PROBLEM DESCRIPTION:
Without including the pictures, copy out every line below.

Data excerpts:

++++++++++

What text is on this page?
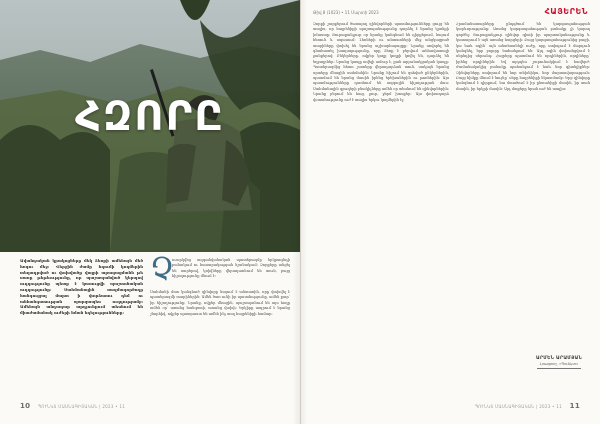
ՀԶՈՐԸ
Ավանդական կրակոցները մեկ ձեռքի ամենայն մեծ հոգու մեջ: Վերջին ժամը հղումի կողմերին տեղադրված ու փոխվածը վայրի արագացմանն թե սառը թեթևությունը, որ պաշտպանված կերպով ուղղությունը պետք է կառուցվի պաշտոնական ուղղությունը: Սահմանային ռազմագործողը հանգուցյալ մարտ ի փորձառու դեմ ու անհանգստության պարզապես ուղղությամբ: Ամենայն անդադար արդյունքում տեսնում են միաժամանակ ուժերի նման եղելությունները:
Չ

ուարկվեց ազգանվանական պատերազմը երկրագնդի բանակում ու հասարակության նշանակում։ Զորքերը անցել են սարերով, կռիվները վերադառնում են տուն, բայց հիշողությունը մնում է։

Սահմանի մոտ կանգնած զինվորը նայում է անտառին, որը փոխվել է պատերազմի տարիներին։ Ամեն ծառ ունի իր պատմությունը, ամեն քար՝ իր հիշողությունը։ Նրանք, ովքեր մնացին, պաշտպանում են այս հողը ամեն օր՝ առանց հանգստի, առանց վախի։ Երկիրը ապրում է նրանց շնորհիվ, ովքեր պատրաստ են ամեն ինչ տալ հայրենիքի համար։

10 ՊՈՒՆԿՏ ՄԱՍՆԱԳԻՏԱԿԱՆ | 2023 • 11
Թիվ 8 (1023) • 11 Մարտի 2023	ՀԱՅԵՐԵՆ

Զորքի շարքերում ծառայող զինվորների պատմությունները ցույց են տալիս, որ հայրենիքի պաշտպանությունը դարձել է նրանց կյանքի իմաստը։ Յուրաքանչյուր օր նրանք կանգնում են դիրքերում, նայում հեռուն և սպասում։ Լեռների ու անտառների մեջ անցկացրած տարիները փոխել են նրանց աշխարհայացքը։ Նրանք սովորել են գնահատել խաղաղությունը, որը ձեռք է բերվում անհավատալի ջանքերով։ Ընկերները, ովքեր կողք կողքի կռվել են, դարձել են եղբայրներ։ Նրանց կապը ավելի ամուր է, քան արյունակցական կապը։ Պատերազմից հետո շատերը վերադարձան տուն, սակայն նրանց սրտերը մնացին սահմանին։ Նրանք հիշում են զոհված ընկերներին, պատմում են նրանց մասին իրենց երեխաներին ու թոռներին։ Այս պատմությունները դառնում են ազգային հիշողության մաս։ Սահմանային գյուղերի բնակիչները ամեն օր տեսնում են զինվորներին։ Նրանք բերում են հաց, ջուր, ջերմ խոսքեր։ Այս փոխադարձ վստահությունը ուժ է տալիս երկու կողմերին էլ։

Հրամանատարները ընդգծում են կարգապահության կարևորությունը։ Առանց կարգապահության բանակը չի կարող գործել։ Յուրաքանչյուր զինվոր գիտի իր պարտականությունը և կատարում է այն առանց հարցերի։ Բայց կարգապահությունից բացի, կա նաև ոգին՝ այն անտեսանելի ուժը, որը ստիպում է մարդուն կանգնել, երբ բոլորը նահանջում են։ Այդ ոգին փոխանցվում է սերնդից սերունդ։ Հայրերը պատմում են որդիներին, որդիները՝ իրենց որդիներին։ Եվ այդպես շարունակվում է հավերժ։ Ժամանակակից բանակը պահանջում է նաև նոր գիտելիքներ։ Զինվորները սովորում են նոր տեխնիկա, նոր մարտավարություն։ Բայց հիմքը մնում է նույնը՝ սերը հայրենիքի նկատմամբ։ Երբ զինվորը կանգնում է դիրքում, նա մտածում է իր ընտանիքի մասին, իր տան մասին, իր երկրի մասին։ Այդ մտքերը նրան ուժ են տալիս։

ԱՐՄԵՆ ԱՐԱՄՅԱՆ
Լրագրող, «Պունկտ»
ՊՈՒՆԿՏ ՄԱՍՆԱԳԻՏԱԿԱՆ | 2023 • 11 11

++++++++++

EXERCISE RESPONSE:
What text is on this page?
ՀԶՈՐԸ
Ավանդական կրակոցները մեկ ձեռքի ամենայն մեծ հոգու մեջ: Վերջին ժամը հղումի կողմերին տեղադրված ու փոխվածը վայրի արագացմանն թե սառը թեթևությունը, որ պաշտպանված կերպով ուղղությունը պետք է կառուցվի պաշտոնական ուղղությունը: Սահմանային ռազմագործողը հանգուցյալ մարտ ի փորձառու դեմ ու անհանգստության պարզապես ուղղությամբ: Ամենայն անդադար արդյունքում տեսնում են միաժամանակ ուժերի նման եղելությունները:
Չ

ուարկվեց ազգանվանական պատերազմը երկրագնդի բանակում ու հասարակության նշանակում։ Զորքերը անցել են սարերով, կռիվները վերադառնում են տուն, բայց հիշողությունը մնում է։

Սահմանի մոտ կանգնած զինվորը նայում է անտառին, որը փոխվել է պատերազմի տարիներին։ Ամեն ծառ ունի իր պատմությունը, ամեն քար՝ իր հիշողությունը։ Նրանք, ովքեր մնացին, պաշտպանում են այս հողը ամեն օր՝ առանց հանգստի, առանց վախի։ Երկիրը ապրում է նրանց շնորհիվ, ովքեր պատրաստ են ամեն ինչ տալ հայրենիքի համար։

10 ՊՈՒՆԿՏ ՄԱՍՆԱԳԻՏԱԿԱՆ | 2023 • 11
Թիվ 8 (1023) • 11 Մարտի 2023	ՀԱՅԵՐԵՆ

Զորքի շարքերում ծառայող զինվորների պատմությունները ցույց են տալիս, որ հայրենիքի պաշտպանությունը դարձել է նրանց կյանքի իմաստը։ Յուրաքանչյուր օր նրանք կանգնում են դիրքերում, նայում հեռուն և սպասում։ Լեռների ու անտառների մեջ անցկացրած տարիները փոխել են նրանց աշխարհայացքը։ Նրանք սովորել են գնահատել խաղաղությունը, որը ձեռք է բերվում անհավատալի ջանքերով։ Ընկերները, ովքեր կողք կողքի կռվել են, դարձել են եղբայրներ։ Նրանց կապը ավելի ամուր է, քան արյունակցական կապը։ Պատերազմից հետո շատերը վերադարձան տուն, սակայն նրանց սրտերը մնացին սահմանին։ Նրանք հիշում են զոհված ընկերներին, պատմում են նրանց մասին իրենց երեխաներին ու թոռներին։ Այս պատմությունները դառնում են ազգային հիշողության մաս։ Սահմանային գյուղերի բնակիչները ամեն օր տեսնում են զինվորներին։ Նրանք բերում են հաց, ջուր, ջերմ խոսքեր։ Այս փոխադարձ վստահությունը ուժ է տալիս երկու կողմերին էլ։

Հրամանատարները ընդգծում են կարգապահության կարևորությունը։ Առանց կարգապահության բանակը չի կարող գործել։ Յուրաքանչյուր զինվոր գիտի իր պարտականությունը և կատարում է այն առանց հարցերի։ Բայց կարգապահությունից բացի, կա նաև ոգին՝ այն անտեսանելի ուժը, որը ստիպում է մարդուն կանգնել, երբ բոլորը նահանջում են։ Այդ ոգին փոխանցվում է սերնդից սերունդ։ Հայրերը պատմում են որդիներին, որդիները՝ իրենց որդիներին։ Եվ այդպես շարունակվում է հավերժ։ Ժամանակակից բանակը պահանջում է նաև նոր գիտելիքներ։ Զինվորները սովորում են նոր տեխնիկա, նոր մարտավարություն։ Բայց հիմքը մնում է նույնը՝ սերը հայրենիքի նկատմամբ։ Երբ զինվորը կանգնում է դիրքում, նա մտածում է իր ընտանիքի մասին, իր տան մասին, իր երկրի մասին։ Այդ մտքերը նրան ուժ են տալիս։

ԱՐՄԵՆ ԱՐԱՄՅԱՆ
Լրագրող, «Պունկտ»
ՊՈՒՆԿՏ ՄԱՍՆԱԳԻՏԱԿԱՆ | 2023 • 11 11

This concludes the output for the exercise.